Collect all lines containing the word "horizontal" from the data.
===== Listed records
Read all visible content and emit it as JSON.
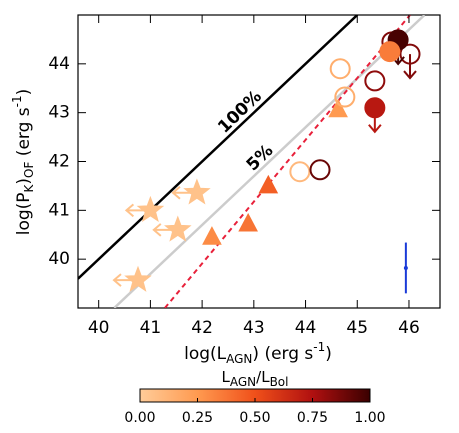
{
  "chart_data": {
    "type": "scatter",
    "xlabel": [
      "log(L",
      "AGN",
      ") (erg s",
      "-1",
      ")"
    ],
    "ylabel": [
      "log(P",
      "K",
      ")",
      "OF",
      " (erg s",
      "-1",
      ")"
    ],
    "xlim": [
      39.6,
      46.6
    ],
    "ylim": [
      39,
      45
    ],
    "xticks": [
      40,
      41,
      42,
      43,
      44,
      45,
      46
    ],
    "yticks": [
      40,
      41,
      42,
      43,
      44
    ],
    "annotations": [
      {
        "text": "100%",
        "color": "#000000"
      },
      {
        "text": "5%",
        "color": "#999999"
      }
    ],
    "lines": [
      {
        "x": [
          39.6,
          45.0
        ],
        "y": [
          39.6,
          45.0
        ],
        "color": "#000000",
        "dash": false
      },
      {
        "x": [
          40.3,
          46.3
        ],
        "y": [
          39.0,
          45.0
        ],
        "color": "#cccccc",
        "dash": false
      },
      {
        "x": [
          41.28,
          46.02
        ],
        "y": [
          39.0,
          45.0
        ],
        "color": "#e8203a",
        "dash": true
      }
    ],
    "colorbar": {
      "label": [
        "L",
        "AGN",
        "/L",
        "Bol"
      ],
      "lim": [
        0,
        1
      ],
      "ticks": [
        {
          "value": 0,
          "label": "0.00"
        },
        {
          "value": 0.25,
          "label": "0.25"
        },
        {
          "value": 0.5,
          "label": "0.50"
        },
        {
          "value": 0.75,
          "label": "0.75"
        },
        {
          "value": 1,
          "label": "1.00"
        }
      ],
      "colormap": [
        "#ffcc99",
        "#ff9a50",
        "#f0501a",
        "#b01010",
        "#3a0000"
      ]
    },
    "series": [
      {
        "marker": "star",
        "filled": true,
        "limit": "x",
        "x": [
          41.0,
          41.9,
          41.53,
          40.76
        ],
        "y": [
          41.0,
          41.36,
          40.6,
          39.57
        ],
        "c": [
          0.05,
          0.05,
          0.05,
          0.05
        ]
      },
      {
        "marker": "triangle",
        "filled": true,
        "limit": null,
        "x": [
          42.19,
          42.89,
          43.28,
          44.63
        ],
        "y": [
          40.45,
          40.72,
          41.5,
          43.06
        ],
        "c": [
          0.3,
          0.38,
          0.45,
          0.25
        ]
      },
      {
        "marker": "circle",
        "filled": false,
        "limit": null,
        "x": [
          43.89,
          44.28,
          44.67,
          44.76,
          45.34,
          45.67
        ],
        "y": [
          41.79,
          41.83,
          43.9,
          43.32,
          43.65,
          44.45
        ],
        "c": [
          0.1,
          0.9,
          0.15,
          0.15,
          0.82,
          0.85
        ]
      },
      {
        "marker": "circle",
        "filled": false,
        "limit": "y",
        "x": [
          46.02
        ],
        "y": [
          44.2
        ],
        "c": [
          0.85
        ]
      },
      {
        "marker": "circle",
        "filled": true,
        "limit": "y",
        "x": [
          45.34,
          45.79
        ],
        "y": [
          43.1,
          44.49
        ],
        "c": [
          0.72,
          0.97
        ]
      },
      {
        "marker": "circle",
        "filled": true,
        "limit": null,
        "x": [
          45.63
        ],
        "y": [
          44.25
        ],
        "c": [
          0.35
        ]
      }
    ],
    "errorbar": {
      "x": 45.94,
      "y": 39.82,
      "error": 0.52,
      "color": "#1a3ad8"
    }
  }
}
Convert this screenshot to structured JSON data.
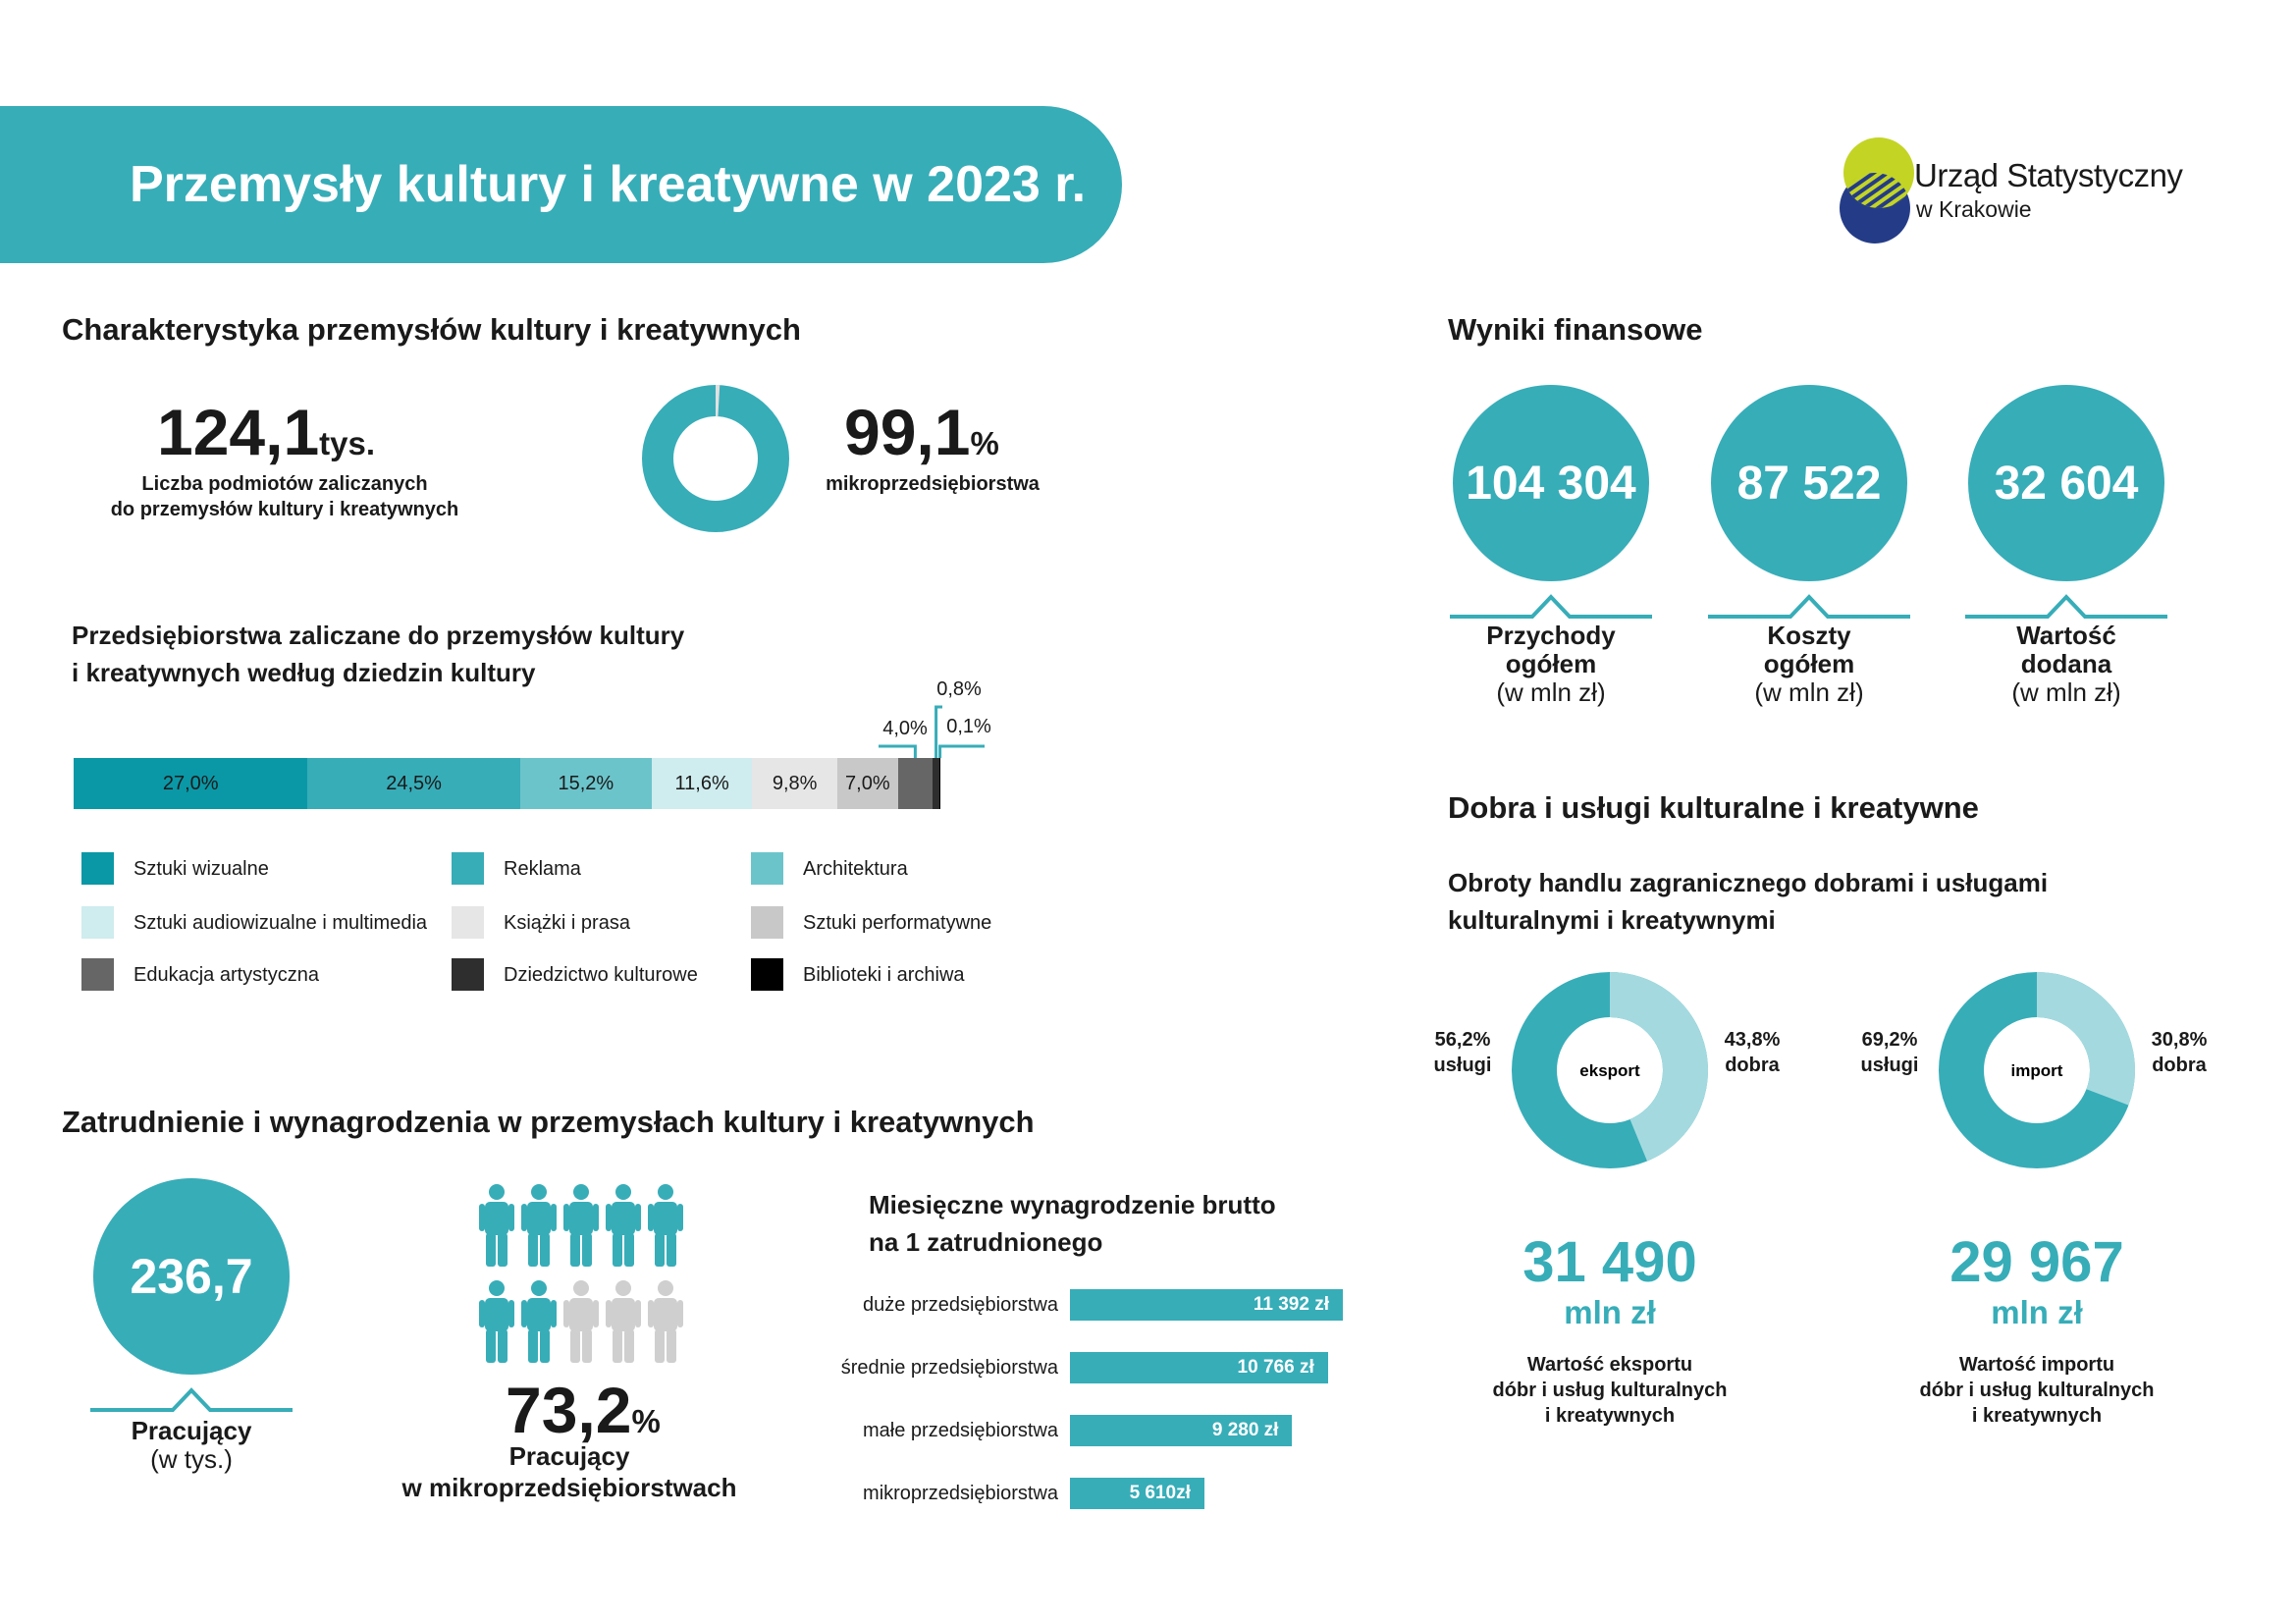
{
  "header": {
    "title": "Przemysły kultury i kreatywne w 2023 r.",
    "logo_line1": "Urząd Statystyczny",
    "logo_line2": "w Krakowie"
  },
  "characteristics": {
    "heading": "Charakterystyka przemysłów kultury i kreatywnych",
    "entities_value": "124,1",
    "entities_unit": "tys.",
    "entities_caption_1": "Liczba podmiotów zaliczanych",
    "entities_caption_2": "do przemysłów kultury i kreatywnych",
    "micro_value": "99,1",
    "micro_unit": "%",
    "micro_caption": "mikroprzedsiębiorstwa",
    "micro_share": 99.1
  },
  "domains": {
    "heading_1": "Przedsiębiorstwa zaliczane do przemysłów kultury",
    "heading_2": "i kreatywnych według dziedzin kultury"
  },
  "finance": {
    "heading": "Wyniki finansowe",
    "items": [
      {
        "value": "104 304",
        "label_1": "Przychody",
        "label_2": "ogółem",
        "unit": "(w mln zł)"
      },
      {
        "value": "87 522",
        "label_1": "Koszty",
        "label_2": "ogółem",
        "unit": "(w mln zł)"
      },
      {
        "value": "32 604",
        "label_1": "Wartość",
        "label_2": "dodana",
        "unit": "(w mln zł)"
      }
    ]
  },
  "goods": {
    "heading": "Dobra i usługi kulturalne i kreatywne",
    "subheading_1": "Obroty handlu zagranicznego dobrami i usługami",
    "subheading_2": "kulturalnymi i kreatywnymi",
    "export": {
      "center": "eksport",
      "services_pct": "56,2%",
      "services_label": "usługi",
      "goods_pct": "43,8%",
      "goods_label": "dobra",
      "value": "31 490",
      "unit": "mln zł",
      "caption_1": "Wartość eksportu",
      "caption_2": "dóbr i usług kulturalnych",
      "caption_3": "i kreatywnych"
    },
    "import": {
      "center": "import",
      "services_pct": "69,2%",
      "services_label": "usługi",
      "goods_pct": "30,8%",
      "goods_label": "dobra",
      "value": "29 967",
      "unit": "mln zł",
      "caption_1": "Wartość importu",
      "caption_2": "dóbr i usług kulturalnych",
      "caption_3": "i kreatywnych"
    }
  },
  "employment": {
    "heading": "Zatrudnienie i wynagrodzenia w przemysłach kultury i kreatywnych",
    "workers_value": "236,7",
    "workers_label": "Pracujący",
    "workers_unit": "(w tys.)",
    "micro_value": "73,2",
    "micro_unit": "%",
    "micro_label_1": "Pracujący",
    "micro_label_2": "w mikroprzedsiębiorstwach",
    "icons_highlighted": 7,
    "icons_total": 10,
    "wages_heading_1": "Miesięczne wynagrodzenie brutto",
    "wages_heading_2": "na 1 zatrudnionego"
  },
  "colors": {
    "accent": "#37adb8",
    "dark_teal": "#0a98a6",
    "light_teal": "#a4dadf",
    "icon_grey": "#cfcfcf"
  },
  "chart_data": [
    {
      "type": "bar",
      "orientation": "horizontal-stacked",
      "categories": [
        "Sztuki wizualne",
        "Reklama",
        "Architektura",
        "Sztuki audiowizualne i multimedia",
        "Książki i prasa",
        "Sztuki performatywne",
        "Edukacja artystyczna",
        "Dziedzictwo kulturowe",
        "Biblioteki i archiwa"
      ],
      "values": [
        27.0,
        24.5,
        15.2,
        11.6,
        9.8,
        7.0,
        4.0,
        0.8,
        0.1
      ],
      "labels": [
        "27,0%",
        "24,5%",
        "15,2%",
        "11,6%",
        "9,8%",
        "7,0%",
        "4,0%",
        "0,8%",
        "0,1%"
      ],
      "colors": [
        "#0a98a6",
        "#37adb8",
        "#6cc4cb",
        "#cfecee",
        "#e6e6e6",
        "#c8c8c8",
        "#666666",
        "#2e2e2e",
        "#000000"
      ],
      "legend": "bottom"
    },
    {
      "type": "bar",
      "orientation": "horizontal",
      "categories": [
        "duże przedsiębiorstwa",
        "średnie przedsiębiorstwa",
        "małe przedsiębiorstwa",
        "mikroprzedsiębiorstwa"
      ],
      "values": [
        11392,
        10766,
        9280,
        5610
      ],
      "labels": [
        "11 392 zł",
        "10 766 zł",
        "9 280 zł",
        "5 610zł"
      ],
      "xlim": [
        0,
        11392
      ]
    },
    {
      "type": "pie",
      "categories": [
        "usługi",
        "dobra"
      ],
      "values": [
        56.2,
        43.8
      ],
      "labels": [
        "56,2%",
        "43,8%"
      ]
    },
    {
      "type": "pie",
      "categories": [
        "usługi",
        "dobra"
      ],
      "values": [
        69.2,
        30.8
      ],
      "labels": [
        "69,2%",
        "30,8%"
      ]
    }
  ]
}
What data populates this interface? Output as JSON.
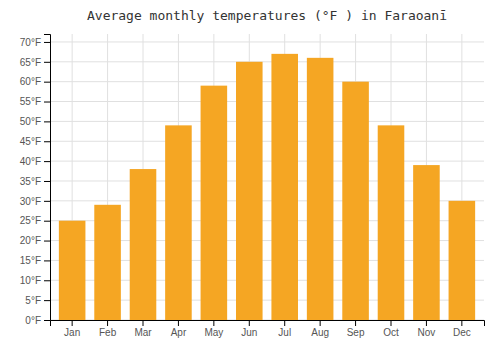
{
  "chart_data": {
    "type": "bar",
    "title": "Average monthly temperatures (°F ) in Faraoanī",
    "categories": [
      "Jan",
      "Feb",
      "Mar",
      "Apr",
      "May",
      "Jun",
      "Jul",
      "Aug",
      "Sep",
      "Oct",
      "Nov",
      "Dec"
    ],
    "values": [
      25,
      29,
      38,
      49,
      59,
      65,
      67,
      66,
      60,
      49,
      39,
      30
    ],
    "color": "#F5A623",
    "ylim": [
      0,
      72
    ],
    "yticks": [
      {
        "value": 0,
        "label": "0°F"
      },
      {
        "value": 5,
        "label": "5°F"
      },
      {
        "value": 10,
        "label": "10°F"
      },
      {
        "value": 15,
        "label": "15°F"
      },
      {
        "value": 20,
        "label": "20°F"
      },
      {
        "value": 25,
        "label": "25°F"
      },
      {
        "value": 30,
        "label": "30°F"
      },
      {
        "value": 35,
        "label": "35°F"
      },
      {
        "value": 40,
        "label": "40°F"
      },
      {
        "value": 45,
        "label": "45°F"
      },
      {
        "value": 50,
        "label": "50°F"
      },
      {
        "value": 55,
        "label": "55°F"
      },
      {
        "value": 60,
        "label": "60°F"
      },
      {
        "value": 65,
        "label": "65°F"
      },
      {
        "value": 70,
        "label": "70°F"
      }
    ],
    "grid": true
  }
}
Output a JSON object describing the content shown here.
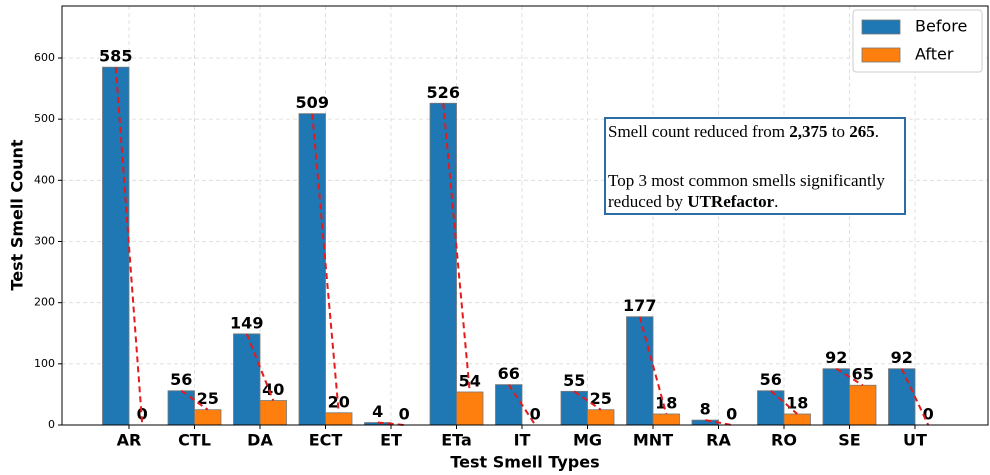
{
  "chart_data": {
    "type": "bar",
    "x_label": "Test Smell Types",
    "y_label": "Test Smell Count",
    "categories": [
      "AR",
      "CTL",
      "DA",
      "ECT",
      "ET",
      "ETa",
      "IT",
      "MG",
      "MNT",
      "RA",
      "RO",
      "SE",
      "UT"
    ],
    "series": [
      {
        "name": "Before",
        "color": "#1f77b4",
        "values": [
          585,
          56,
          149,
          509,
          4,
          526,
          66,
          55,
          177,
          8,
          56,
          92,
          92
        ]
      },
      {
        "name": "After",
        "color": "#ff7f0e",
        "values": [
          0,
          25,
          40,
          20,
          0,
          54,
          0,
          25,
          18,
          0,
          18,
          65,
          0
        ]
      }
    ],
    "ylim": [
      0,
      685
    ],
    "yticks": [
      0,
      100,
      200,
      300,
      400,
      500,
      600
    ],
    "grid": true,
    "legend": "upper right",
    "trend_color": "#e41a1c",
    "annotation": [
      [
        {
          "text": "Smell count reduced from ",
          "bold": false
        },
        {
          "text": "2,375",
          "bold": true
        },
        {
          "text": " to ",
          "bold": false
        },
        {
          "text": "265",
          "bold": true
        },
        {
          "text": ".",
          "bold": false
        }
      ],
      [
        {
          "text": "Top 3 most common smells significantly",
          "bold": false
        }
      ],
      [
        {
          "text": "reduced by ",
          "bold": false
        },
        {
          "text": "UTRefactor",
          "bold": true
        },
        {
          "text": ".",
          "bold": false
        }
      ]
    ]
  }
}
==========
Answer to the task:
      "orientation": "horizontal-stacked",
      "orientation": "horizontal",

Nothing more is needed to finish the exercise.